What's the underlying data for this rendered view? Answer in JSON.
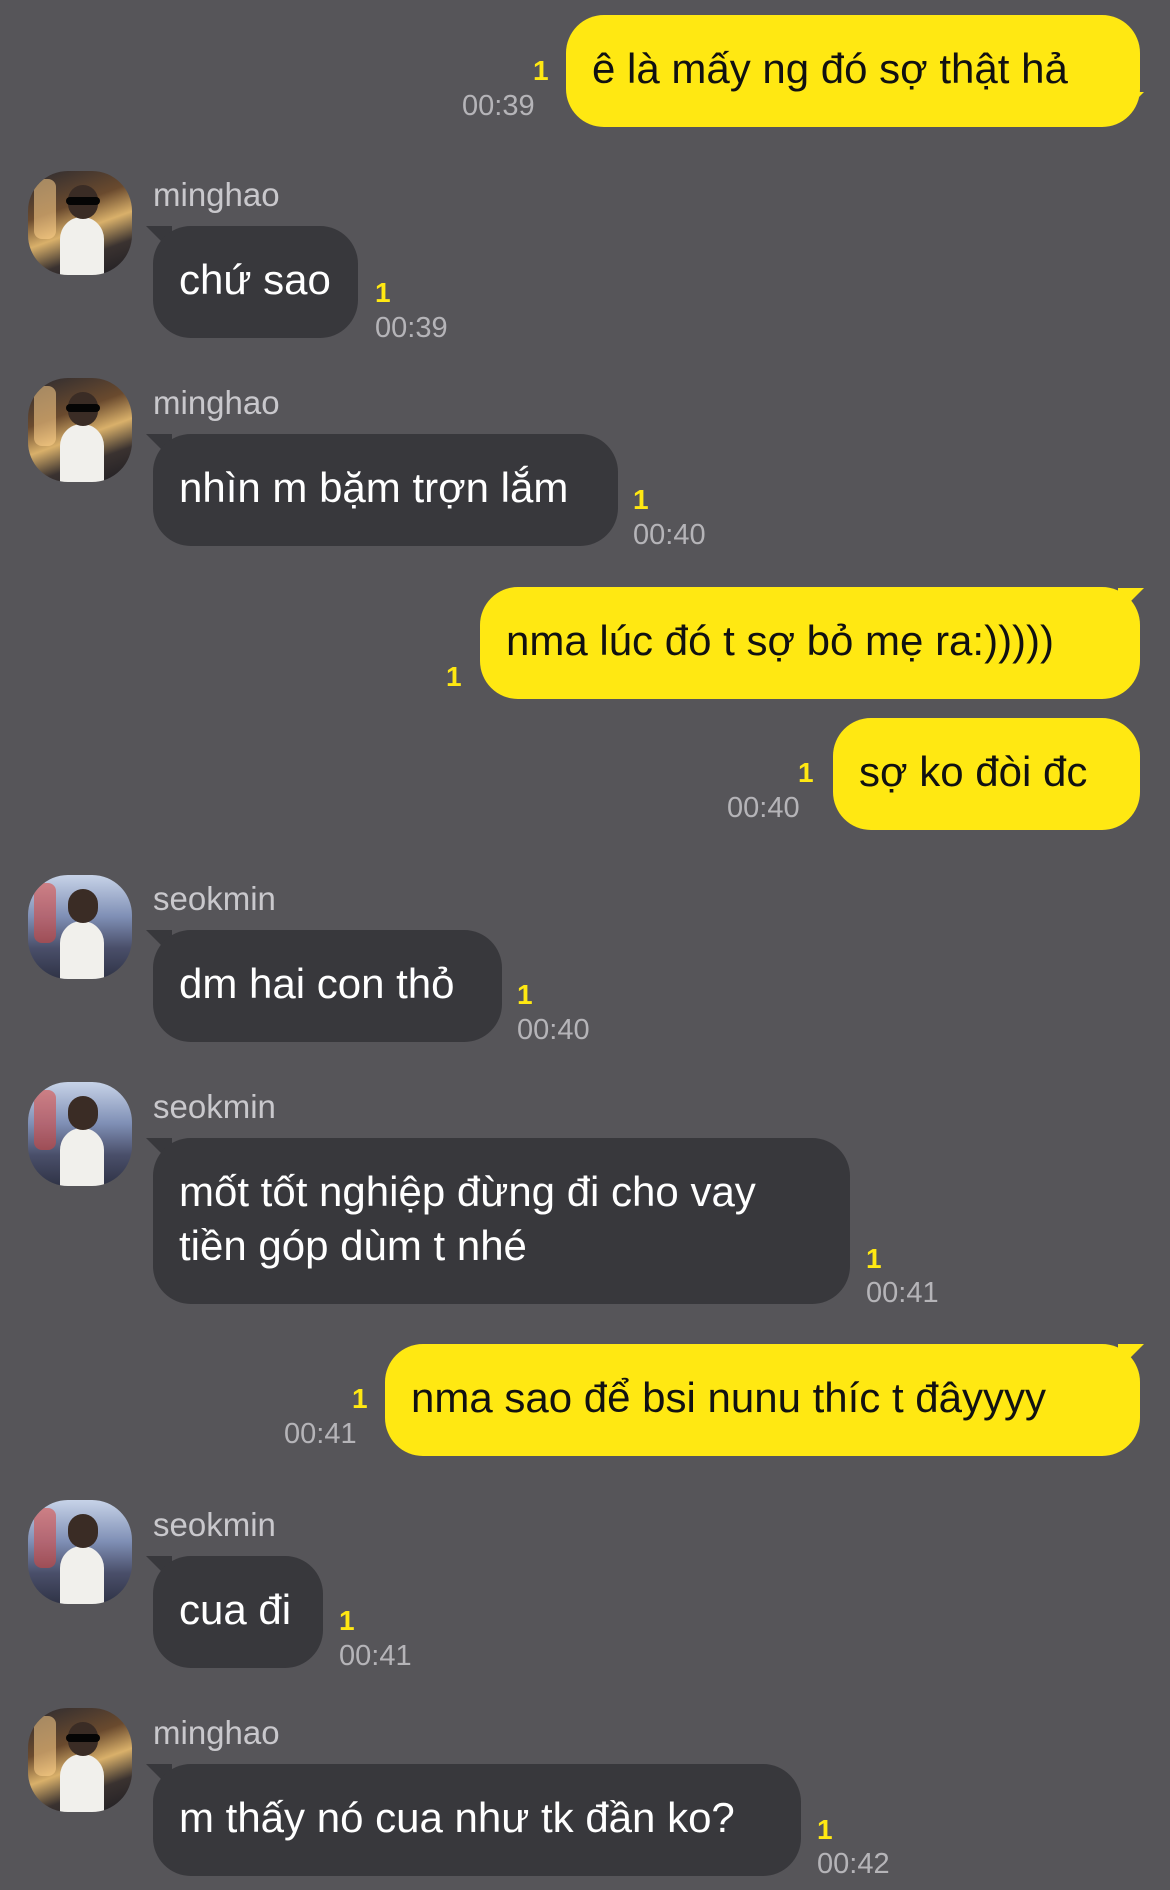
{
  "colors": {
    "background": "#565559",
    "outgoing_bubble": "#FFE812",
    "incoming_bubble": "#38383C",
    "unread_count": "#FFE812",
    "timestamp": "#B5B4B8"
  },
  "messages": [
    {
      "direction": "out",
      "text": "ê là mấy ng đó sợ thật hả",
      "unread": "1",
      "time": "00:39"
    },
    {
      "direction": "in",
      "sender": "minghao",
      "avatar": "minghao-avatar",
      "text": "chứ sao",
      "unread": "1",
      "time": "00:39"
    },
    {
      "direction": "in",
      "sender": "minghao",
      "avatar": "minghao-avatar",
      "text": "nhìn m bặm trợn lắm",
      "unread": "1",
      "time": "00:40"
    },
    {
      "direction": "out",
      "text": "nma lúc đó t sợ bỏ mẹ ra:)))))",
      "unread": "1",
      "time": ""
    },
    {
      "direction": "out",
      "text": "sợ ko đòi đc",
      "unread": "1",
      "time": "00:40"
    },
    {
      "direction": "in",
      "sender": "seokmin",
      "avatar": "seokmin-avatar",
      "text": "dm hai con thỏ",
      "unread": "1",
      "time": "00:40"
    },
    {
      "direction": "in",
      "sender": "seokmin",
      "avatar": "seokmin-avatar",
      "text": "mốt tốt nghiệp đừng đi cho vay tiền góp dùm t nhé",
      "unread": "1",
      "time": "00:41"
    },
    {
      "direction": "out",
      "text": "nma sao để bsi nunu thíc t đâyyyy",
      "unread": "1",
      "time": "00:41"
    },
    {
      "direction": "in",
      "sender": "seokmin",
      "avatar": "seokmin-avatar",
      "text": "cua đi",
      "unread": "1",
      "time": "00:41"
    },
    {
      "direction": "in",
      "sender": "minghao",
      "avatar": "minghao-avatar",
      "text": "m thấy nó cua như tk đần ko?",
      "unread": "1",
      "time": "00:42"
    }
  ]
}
════════════════════
Problem » The records above are to be restated exactly, without their pictures.

Answer to the task »
What's the underlying data for this rendered view? Answer in JSON.
{
  "colors": {
    "background": "#565559",
    "outgoing_bubble": "#FFE812",
    "incoming_bubble": "#38383C",
    "unread_count": "#FFE812",
    "timestamp": "#B5B4B8"
  },
  "messages": [
    {
      "direction": "out",
      "text": "ê là mấy ng đó sợ thật hả",
      "unread": "1",
      "time": "00:39"
    },
    {
      "direction": "in",
      "sender": "minghao",
      "avatar": "minghao-avatar",
      "text": "chứ sao",
      "unread": "1",
      "time": "00:39"
    },
    {
      "direction": "in",
      "sender": "minghao",
      "avatar": "minghao-avatar",
      "text": "nhìn m bặm trợn lắm",
      "unread": "1",
      "time": "00:40"
    },
    {
      "direction": "out",
      "text": "nma lúc đó t sợ bỏ mẹ ra:)))))",
      "unread": "1",
      "time": ""
    },
    {
      "direction": "out",
      "text": "sợ ko đòi đc",
      "unread": "1",
      "time": "00:40"
    },
    {
      "direction": "in",
      "sender": "seokmin",
      "avatar": "seokmin-avatar",
      "text": "dm hai con thỏ",
      "unread": "1",
      "time": "00:40"
    },
    {
      "direction": "in",
      "sender": "seokmin",
      "avatar": "seokmin-avatar",
      "text": "mốt tốt nghiệp đừng đi cho vay tiền góp dùm t nhé",
      "unread": "1",
      "time": "00:41"
    },
    {
      "direction": "out",
      "text": "nma sao để bsi nunu thíc t đâyyyy",
      "unread": "1",
      "time": "00:41"
    },
    {
      "direction": "in",
      "sender": "seokmin",
      "avatar": "seokmin-avatar",
      "text": "cua đi",
      "unread": "1",
      "time": "00:41"
    },
    {
      "direction": "in",
      "sender": "minghao",
      "avatar": "minghao-avatar",
      "text": "m thấy nó cua như tk đần ko?",
      "unread": "1",
      "time": "00:42"
    }
  ]
}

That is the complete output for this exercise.